→ **Instruction**: Copy out all lines where "that" appears.

→ **Recorded data**:
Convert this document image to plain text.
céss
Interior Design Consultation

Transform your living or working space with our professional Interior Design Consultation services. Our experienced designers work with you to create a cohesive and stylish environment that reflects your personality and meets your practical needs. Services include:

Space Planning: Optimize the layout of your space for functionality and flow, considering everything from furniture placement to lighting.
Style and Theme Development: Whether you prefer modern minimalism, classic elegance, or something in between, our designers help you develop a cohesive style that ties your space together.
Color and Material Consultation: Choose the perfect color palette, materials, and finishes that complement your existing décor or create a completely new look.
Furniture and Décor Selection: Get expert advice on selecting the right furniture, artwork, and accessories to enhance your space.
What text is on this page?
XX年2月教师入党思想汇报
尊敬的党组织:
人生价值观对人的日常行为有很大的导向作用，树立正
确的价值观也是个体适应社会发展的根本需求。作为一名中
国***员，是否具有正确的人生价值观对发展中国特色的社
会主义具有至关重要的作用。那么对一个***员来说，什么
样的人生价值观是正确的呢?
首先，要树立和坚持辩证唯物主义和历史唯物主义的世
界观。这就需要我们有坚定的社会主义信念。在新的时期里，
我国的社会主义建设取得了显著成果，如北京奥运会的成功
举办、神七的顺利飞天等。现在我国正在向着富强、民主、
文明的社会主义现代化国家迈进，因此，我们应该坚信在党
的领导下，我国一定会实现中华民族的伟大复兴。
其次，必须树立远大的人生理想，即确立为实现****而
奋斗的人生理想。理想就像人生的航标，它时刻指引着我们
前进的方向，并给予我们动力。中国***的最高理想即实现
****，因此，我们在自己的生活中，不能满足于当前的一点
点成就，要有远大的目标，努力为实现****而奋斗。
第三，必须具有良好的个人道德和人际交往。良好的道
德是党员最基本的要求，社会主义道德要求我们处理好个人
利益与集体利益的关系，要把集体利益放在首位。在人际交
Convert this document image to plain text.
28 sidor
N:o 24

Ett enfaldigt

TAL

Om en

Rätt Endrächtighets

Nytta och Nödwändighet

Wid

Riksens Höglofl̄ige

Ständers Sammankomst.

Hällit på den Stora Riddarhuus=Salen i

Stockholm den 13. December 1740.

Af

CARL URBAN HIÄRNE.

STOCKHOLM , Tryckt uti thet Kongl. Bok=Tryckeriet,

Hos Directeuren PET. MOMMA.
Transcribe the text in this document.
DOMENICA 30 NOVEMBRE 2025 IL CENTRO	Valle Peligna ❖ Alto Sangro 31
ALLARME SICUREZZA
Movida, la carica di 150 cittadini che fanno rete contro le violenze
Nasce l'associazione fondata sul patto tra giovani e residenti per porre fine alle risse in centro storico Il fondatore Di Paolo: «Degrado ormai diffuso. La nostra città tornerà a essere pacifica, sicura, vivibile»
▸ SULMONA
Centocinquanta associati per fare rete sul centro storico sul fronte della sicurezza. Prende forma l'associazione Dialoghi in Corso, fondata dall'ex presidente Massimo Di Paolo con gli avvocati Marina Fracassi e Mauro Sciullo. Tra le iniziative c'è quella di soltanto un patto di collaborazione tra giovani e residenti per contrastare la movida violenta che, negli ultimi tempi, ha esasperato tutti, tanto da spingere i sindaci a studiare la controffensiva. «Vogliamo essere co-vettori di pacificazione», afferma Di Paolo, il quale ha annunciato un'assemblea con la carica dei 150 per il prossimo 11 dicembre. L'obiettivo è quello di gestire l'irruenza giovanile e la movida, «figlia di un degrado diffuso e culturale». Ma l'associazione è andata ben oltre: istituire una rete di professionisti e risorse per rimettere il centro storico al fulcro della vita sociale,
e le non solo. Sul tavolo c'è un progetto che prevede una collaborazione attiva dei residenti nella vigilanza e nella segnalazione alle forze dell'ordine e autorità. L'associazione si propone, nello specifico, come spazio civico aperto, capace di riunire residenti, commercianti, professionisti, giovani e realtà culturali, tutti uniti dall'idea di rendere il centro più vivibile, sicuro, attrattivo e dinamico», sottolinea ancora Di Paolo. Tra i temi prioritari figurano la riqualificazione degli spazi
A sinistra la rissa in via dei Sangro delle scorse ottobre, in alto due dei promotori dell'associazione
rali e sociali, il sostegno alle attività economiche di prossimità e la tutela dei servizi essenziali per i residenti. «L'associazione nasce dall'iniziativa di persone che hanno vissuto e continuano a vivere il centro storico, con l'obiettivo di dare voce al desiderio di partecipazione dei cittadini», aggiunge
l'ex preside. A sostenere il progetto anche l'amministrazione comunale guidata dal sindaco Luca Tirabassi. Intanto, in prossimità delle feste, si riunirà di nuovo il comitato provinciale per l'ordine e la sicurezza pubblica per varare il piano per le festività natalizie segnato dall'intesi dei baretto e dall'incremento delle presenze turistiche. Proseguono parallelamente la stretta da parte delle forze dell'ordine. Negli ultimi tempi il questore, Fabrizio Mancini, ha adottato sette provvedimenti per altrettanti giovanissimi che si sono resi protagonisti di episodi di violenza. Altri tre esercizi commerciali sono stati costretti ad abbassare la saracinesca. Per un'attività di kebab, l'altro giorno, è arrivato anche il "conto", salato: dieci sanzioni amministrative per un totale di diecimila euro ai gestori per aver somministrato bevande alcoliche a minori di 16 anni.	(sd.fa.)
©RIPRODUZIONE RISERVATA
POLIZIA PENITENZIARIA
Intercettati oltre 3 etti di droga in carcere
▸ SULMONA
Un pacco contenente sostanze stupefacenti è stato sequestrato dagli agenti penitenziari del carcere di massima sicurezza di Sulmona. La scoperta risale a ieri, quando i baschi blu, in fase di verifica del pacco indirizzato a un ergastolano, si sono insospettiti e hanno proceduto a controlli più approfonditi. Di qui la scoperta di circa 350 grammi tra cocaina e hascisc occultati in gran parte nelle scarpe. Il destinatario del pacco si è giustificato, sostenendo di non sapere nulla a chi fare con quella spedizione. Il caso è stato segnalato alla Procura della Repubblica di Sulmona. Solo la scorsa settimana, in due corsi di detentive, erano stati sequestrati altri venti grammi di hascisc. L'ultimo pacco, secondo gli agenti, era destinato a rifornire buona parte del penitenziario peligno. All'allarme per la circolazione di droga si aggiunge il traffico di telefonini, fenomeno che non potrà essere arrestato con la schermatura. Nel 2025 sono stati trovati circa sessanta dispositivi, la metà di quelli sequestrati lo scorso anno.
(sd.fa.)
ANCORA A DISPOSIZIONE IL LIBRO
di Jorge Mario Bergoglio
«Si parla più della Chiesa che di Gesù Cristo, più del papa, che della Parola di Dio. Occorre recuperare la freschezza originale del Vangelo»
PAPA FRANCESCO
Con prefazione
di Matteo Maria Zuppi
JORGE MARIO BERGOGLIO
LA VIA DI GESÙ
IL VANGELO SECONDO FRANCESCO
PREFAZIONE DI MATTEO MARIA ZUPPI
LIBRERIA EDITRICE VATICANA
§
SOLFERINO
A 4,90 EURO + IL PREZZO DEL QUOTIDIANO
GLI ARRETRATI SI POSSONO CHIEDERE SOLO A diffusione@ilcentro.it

→ **Exercise solution**:
Transform your living or working space with our professional Interior Design Consultation services. Our experienced designers work with you to create a cohesive and stylish environment that reflects your personality and meets your practical needs. Services include:
Style and Theme Development: Whether you prefer modern minimalism, classic elegance, or something in between, our designers help you develop a cohesive style that ties your space together.
Color and Material Consultation: Choose the perfect color palette, materials, and finishes that complement your existing décor or create a completely new look.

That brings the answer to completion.